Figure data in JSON
···
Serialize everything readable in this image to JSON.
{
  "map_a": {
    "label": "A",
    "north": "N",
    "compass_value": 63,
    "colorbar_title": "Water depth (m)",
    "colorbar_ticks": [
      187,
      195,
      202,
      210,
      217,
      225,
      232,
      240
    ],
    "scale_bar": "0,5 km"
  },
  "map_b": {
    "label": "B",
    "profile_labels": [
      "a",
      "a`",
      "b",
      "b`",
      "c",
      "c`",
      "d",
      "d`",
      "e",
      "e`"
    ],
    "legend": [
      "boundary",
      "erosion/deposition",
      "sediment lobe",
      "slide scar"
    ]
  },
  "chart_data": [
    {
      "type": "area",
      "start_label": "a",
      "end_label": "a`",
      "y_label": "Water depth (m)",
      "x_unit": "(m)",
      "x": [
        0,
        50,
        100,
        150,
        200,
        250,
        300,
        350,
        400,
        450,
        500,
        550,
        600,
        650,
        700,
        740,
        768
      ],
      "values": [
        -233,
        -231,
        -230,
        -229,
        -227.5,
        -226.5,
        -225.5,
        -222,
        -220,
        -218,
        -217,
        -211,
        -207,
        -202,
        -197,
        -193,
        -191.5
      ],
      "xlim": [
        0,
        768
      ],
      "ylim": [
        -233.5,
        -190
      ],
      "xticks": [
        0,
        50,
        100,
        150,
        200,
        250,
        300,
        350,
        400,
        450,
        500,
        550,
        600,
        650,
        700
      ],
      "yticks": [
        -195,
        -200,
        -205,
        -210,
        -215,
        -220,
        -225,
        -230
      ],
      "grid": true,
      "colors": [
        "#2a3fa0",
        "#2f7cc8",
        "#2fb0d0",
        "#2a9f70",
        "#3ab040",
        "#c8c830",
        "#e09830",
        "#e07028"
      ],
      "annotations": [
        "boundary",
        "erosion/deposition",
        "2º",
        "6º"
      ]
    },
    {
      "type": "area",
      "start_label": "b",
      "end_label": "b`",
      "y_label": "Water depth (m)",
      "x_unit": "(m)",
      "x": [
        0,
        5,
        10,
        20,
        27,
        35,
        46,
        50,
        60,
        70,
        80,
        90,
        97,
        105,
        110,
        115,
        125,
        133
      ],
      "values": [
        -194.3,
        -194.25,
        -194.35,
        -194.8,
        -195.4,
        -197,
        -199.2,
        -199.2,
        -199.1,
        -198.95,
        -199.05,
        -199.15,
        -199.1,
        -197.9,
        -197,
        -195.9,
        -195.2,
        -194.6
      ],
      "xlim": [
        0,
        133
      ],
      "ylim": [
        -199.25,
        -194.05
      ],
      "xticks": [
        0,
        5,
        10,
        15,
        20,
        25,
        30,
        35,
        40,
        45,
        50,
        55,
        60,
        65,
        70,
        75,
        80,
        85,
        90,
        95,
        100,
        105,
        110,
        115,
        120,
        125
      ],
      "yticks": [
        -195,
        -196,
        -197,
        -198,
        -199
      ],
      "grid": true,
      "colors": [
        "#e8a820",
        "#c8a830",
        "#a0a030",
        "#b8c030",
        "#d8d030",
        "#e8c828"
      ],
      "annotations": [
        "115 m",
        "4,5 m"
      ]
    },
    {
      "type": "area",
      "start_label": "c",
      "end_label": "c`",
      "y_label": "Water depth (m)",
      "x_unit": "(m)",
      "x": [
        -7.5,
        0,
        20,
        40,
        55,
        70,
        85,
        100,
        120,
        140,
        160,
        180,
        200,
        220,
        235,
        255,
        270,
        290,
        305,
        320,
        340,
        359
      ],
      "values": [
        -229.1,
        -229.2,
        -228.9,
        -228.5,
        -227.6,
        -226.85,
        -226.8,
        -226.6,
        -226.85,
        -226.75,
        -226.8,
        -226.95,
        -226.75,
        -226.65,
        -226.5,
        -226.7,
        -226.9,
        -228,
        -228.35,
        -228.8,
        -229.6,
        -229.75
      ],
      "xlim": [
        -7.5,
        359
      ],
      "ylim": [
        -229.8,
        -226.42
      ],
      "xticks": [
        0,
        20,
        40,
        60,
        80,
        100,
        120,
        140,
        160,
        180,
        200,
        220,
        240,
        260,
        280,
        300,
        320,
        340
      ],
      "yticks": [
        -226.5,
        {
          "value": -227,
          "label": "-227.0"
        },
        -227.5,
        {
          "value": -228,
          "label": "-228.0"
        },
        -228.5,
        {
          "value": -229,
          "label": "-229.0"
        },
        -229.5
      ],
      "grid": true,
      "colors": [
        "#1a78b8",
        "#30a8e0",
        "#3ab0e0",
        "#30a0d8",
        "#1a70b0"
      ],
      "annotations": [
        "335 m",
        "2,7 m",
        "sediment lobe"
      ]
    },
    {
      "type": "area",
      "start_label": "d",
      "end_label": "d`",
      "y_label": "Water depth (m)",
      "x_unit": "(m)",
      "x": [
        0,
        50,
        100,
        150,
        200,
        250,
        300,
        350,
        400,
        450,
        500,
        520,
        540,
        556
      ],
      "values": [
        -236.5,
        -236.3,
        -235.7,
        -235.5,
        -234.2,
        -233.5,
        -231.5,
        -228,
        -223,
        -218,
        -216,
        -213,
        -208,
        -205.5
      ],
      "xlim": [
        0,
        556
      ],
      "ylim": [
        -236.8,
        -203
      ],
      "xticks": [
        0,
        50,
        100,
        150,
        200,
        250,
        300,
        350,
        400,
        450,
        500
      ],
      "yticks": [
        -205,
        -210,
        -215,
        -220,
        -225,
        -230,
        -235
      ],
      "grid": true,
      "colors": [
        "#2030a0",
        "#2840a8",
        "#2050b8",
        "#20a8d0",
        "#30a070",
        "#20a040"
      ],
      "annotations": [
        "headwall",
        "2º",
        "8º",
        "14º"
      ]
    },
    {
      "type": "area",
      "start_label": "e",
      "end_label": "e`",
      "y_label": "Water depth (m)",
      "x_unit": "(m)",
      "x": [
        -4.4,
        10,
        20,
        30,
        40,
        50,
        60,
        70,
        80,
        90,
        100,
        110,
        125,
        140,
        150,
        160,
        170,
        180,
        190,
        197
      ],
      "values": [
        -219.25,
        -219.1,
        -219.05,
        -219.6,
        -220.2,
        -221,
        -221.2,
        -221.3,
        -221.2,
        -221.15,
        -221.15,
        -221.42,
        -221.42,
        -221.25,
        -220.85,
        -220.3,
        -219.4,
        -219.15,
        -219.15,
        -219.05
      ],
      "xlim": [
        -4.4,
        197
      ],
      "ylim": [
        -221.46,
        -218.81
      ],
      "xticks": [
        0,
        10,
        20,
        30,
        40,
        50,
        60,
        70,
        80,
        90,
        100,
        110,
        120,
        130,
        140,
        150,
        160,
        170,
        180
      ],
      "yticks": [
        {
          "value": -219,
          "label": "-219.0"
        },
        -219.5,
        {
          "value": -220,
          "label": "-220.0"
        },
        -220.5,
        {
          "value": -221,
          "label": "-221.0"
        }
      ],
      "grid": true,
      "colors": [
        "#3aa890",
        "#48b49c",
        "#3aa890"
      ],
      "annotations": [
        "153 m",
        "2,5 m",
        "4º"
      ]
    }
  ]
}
···
The request
Output an exact copy of each record.

Output for this exercise
Serialize everything readable in this image to JSON.
{
  "map_a": {
    "label": "A",
    "north": "N",
    "compass_value": 63,
    "colorbar_title": "Water depth (m)",
    "colorbar_ticks": [
      187,
      195,
      202,
      210,
      217,
      225,
      232,
      240
    ],
    "scale_bar": "0,5 km"
  },
  "map_b": {
    "label": "B",
    "profile_labels": [
      "a",
      "a`",
      "b",
      "b`",
      "c",
      "c`",
      "d",
      "d`",
      "e",
      "e`"
    ],
    "legend": [
      "boundary",
      "erosion/deposition",
      "sediment lobe",
      "slide scar"
    ]
  },
  "chart_data": [
    {
      "type": "area",
      "start_label": "a",
      "end_label": "a`",
      "y_label": "Water depth (m)",
      "x_unit": "(m)",
      "x": [
        0,
        50,
        100,
        150,
        200,
        250,
        300,
        350,
        400,
        450,
        500,
        550,
        600,
        650,
        700,
        740,
        768
      ],
      "values": [
        -233,
        -231,
        -230,
        -229,
        -227.5,
        -226.5,
        -225.5,
        -222,
        -220,
        -218,
        -217,
        -211,
        -207,
        -202,
        -197,
        -193,
        -191.5
      ],
      "xlim": [
        0,
        768
      ],
      "ylim": [
        -233.5,
        -190
      ],
      "xticks": [
        0,
        50,
        100,
        150,
        200,
        250,
        300,
        350,
        400,
        450,
        500,
        550,
        600,
        650,
        700
      ],
      "yticks": [
        -195,
        -200,
        -205,
        -210,
        -215,
        -220,
        -225,
        -230
      ],
      "grid": true,
      "colors": [
        "#2a3fa0",
        "#2f7cc8",
        "#2fb0d0",
        "#2a9f70",
        "#3ab040",
        "#c8c830",
        "#e09830",
        "#e07028"
      ],
      "annotations": [
        "boundary",
        "erosion/deposition",
        "2º",
        "6º"
      ]
    },
    {
      "type": "area",
      "start_label": "b",
      "end_label": "b`",
      "y_label": "Water depth (m)",
      "x_unit": "(m)",
      "x": [
        0,
        5,
        10,
        20,
        27,
        35,
        46,
        50,
        60,
        70,
        80,
        90,
        97,
        105,
        110,
        115,
        125,
        133
      ],
      "values": [
        -194.3,
        -194.25,
        -194.35,
        -194.8,
        -195.4,
        -197,
        -199.2,
        -199.2,
        -199.1,
        -198.95,
        -199.05,
        -199.15,
        -199.1,
        -197.9,
        -197,
        -195.9,
        -195.2,
        -194.6
      ],
      "xlim": [
        0,
        133
      ],
      "ylim": [
        -199.25,
        -194.05
      ],
      "xticks": [
        0,
        5,
        10,
        15,
        20,
        25,
        30,
        35,
        40,
        45,
        50,
        55,
        60,
        65,
        70,
        75,
        80,
        85,
        90,
        95,
        100,
        105,
        110,
        115,
        120,
        125
      ],
      "yticks": [
        -195,
        -196,
        -197,
        -198,
        -199
      ],
      "grid": true,
      "colors": [
        "#e8a820",
        "#c8a830",
        "#a0a030",
        "#b8c030",
        "#d8d030",
        "#e8c828"
      ],
      "annotations": [
        "115 m",
        "4,5 m"
      ]
    },
    {
      "type": "area",
      "start_label": "c",
      "end_label": "c`",
      "y_label": "Water depth (m)",
      "x_unit": "(m)",
      "x": [
        -7.5,
        0,
        20,
        40,
        55,
        70,
        85,
        100,
        120,
        140,
        160,
        180,
        200,
        220,
        235,
        255,
        270,
        290,
        305,
        320,
        340,
        359
      ],
      "values": [
        -229.1,
        -229.2,
        -228.9,
        -228.5,
        -227.6,
        -226.85,
        -226.8,
        -226.6,
        -226.85,
        -226.75,
        -226.8,
        -226.95,
        -226.75,
        -226.65,
        -226.5,
        -226.7,
        -226.9,
        -228,
        -228.35,
        -228.8,
        -229.6,
        -229.75
      ],
      "xlim": [
        -7.5,
        359
      ],
      "ylim": [
        -229.8,
        -226.42
      ],
      "xticks": [
        0,
        20,
        40,
        60,
        80,
        100,
        120,
        140,
        160,
        180,
        200,
        220,
        240,
        260,
        280,
        300,
        320,
        340
      ],
      "yticks": [
        -226.5,
        {
          "value": -227,
          "label": "-227.0"
        },
        -227.5,
        {
          "value": -228,
          "label": "-228.0"
        },
        -228.5,
        {
          "value": -229,
          "label": "-229.0"
        },
        -229.5
      ],
      "grid": true,
      "colors": [
        "#1a78b8",
        "#30a8e0",
        "#3ab0e0",
        "#30a0d8",
        "#1a70b0"
      ],
      "annotations": [
        "335 m",
        "2,7 m",
        "sediment lobe"
      ]
    },
    {
      "type": "area",
      "start_label": "d",
      "end_label": "d`",
      "y_label": "Water depth (m)",
      "x_unit": "(m)",
      "x": [
        0,
        50,
        100,
        150,
        200,
        250,
        300,
        350,
        400,
        450,
        500,
        520,
        540,
        556
      ],
      "values": [
        -236.5,
        -236.3,
        -235.7,
        -235.5,
        -234.2,
        -233.5,
        -231.5,
        -228,
        -223,
        -218,
        -216,
        -213,
        -208,
        -205.5
      ],
      "xlim": [
        0,
        556
      ],
      "ylim": [
        -236.8,
        -203
      ],
      "xticks": [
        0,
        50,
        100,
        150,
        200,
        250,
        300,
        350,
        400,
        450,
        500
      ],
      "yticks": [
        -205,
        -210,
        -215,
        -220,
        -225,
        -230,
        -235
      ],
      "grid": true,
      "colors": [
        "#2030a0",
        "#2840a8",
        "#2050b8",
        "#20a8d0",
        "#30a070",
        "#20a040"
      ],
      "annotations": [
        "headwall",
        "2º",
        "8º",
        "14º"
      ]
    },
    {
      "type": "area",
      "start_label": "e",
      "end_label": "e`",
      "y_label": "Water depth (m)",
      "x_unit": "(m)",
      "x": [
        -4.4,
        10,
        20,
        30,
        40,
        50,
        60,
        70,
        80,
        90,
        100,
        110,
        125,
        140,
        150,
        160,
        170,
        180,
        190,
        197
      ],
      "values": [
        -219.25,
        -219.1,
        -219.05,
        -219.6,
        -220.2,
        -221,
        -221.2,
        -221.3,
        -221.2,
        -221.15,
        -221.15,
        -221.42,
        -221.42,
        -221.25,
        -220.85,
        -220.3,
        -219.4,
        -219.15,
        -219.15,
        -219.05
      ],
      "xlim": [
        -4.4,
        197
      ],
      "ylim": [
        -221.46,
        -218.81
      ],
      "xticks": [
        0,
        10,
        20,
        30,
        40,
        50,
        60,
        70,
        80,
        90,
        100,
        110,
        120,
        130,
        140,
        150,
        160,
        170,
        180
      ],
      "yticks": [
        {
          "value": -219,
          "label": "-219.0"
        },
        -219.5,
        {
          "value": -220,
          "label": "-220.0"
        },
        -220.5,
        {
          "value": -221,
          "label": "-221.0"
        }
      ],
      "grid": true,
      "colors": [
        "#3aa890",
        "#48b49c",
        "#3aa890"
      ],
      "annotations": [
        "153 m",
        "2,5 m",
        "4º"
      ]
    }
  ]
}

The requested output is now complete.